Excerpted data:
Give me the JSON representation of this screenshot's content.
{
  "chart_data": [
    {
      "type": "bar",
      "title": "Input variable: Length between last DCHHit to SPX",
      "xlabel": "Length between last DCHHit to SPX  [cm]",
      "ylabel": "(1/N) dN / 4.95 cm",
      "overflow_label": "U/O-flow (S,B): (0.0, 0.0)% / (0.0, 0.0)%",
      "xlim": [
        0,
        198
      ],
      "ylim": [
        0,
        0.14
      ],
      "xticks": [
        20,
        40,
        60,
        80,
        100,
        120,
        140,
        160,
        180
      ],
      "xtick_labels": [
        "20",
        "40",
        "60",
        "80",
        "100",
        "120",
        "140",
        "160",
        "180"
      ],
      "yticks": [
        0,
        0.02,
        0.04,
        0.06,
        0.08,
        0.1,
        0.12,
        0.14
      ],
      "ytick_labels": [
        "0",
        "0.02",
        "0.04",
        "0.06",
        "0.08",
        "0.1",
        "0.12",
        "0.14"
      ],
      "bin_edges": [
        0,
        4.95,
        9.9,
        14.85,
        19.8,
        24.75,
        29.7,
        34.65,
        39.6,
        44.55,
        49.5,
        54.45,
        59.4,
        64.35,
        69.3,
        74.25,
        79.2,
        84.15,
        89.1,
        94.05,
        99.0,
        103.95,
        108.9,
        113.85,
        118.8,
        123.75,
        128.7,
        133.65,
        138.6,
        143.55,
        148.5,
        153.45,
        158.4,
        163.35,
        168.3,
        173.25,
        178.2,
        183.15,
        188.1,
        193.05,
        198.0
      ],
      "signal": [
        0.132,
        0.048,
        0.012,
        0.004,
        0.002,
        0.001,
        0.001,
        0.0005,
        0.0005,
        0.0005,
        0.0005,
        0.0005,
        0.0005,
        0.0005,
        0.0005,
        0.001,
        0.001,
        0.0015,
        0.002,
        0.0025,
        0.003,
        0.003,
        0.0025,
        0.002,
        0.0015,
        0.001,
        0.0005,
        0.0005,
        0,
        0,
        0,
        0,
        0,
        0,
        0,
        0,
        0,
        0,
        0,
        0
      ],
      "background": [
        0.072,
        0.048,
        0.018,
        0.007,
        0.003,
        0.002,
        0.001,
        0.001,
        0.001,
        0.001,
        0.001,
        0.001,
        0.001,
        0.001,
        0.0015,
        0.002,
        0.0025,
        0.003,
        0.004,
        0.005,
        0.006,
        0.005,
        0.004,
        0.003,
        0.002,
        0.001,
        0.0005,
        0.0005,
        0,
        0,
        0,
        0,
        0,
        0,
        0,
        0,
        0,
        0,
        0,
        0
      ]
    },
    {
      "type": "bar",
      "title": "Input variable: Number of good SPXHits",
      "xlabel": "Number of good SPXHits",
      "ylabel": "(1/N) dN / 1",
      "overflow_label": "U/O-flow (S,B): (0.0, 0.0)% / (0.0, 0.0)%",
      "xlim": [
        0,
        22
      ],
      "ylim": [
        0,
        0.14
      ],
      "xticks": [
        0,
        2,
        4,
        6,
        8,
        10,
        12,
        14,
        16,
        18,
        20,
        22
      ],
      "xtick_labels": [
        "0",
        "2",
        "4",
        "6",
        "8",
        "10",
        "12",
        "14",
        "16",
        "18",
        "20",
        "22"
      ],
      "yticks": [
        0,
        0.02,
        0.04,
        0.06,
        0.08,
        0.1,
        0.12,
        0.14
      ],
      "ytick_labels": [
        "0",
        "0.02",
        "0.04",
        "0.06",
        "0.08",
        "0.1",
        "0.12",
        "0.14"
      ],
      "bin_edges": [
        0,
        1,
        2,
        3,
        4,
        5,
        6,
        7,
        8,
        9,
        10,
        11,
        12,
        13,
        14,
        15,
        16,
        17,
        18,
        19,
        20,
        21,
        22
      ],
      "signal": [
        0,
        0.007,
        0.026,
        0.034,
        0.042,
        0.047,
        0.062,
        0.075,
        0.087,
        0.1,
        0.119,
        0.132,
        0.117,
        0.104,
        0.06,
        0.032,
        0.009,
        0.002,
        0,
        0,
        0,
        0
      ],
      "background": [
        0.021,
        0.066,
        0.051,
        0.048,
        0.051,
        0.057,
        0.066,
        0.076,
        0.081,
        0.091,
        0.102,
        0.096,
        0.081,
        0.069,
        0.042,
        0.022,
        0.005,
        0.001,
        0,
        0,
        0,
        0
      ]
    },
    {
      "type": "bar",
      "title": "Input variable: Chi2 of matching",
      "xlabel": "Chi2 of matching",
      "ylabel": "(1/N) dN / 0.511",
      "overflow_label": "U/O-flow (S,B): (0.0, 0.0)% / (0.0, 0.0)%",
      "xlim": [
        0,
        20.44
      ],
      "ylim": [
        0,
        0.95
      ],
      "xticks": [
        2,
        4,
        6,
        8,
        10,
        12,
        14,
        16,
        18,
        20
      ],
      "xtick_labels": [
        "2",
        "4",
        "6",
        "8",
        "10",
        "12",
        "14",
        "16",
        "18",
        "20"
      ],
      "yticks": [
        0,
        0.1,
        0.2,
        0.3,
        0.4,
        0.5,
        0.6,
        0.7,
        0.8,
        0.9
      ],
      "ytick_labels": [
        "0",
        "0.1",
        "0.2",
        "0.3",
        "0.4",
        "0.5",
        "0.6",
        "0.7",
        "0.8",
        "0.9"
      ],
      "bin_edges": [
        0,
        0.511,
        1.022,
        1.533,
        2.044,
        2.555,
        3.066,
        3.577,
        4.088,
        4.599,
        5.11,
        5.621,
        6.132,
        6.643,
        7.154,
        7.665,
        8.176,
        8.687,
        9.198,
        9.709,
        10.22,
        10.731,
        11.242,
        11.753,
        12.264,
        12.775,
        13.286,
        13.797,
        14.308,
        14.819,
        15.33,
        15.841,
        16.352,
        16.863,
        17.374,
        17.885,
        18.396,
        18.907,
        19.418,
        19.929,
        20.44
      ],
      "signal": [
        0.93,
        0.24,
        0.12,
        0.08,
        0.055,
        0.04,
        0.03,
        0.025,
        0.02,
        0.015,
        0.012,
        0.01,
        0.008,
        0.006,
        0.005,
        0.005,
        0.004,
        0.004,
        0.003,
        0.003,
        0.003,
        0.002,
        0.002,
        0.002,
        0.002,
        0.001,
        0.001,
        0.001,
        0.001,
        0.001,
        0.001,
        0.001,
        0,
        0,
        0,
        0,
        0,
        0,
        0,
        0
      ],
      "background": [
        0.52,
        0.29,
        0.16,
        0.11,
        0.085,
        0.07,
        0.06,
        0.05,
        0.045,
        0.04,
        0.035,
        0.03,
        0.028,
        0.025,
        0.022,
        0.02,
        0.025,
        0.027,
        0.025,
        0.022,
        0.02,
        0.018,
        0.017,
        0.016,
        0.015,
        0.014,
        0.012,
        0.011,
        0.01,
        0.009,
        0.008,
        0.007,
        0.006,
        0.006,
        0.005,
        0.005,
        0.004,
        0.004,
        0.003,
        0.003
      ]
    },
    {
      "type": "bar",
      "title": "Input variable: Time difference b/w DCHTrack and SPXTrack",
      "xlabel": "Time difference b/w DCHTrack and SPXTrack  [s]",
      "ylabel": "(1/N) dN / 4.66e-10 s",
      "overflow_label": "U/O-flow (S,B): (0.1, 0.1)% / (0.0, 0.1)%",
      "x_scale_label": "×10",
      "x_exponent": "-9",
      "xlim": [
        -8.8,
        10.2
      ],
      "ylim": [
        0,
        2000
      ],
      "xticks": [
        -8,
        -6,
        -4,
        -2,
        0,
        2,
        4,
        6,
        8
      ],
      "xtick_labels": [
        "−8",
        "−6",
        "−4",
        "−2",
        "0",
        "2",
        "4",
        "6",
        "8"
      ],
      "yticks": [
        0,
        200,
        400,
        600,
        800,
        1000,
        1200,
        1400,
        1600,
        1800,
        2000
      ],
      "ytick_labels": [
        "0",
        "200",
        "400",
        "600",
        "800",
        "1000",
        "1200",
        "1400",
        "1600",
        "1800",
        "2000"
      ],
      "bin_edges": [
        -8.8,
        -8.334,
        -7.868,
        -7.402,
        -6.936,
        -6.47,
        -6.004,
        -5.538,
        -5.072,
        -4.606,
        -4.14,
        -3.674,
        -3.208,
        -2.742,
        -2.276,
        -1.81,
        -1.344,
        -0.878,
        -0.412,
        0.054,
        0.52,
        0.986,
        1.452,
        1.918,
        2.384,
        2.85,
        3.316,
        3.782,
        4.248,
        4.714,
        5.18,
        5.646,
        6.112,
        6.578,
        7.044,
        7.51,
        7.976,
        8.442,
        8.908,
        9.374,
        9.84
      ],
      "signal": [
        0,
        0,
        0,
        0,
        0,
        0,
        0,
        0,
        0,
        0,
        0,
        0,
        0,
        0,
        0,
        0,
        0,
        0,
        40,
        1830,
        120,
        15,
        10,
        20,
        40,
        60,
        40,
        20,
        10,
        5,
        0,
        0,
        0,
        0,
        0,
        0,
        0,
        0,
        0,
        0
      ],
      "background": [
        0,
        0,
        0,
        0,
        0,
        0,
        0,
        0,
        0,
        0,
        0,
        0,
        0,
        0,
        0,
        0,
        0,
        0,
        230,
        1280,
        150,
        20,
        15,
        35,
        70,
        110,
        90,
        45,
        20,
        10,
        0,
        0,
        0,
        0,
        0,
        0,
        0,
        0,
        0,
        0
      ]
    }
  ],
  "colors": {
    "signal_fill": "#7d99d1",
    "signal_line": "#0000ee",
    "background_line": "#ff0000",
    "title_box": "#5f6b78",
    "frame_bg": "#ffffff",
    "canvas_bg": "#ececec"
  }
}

What is expected:
State the count of lines that contain the string "matching". Nothing else is needed.

Written response:
2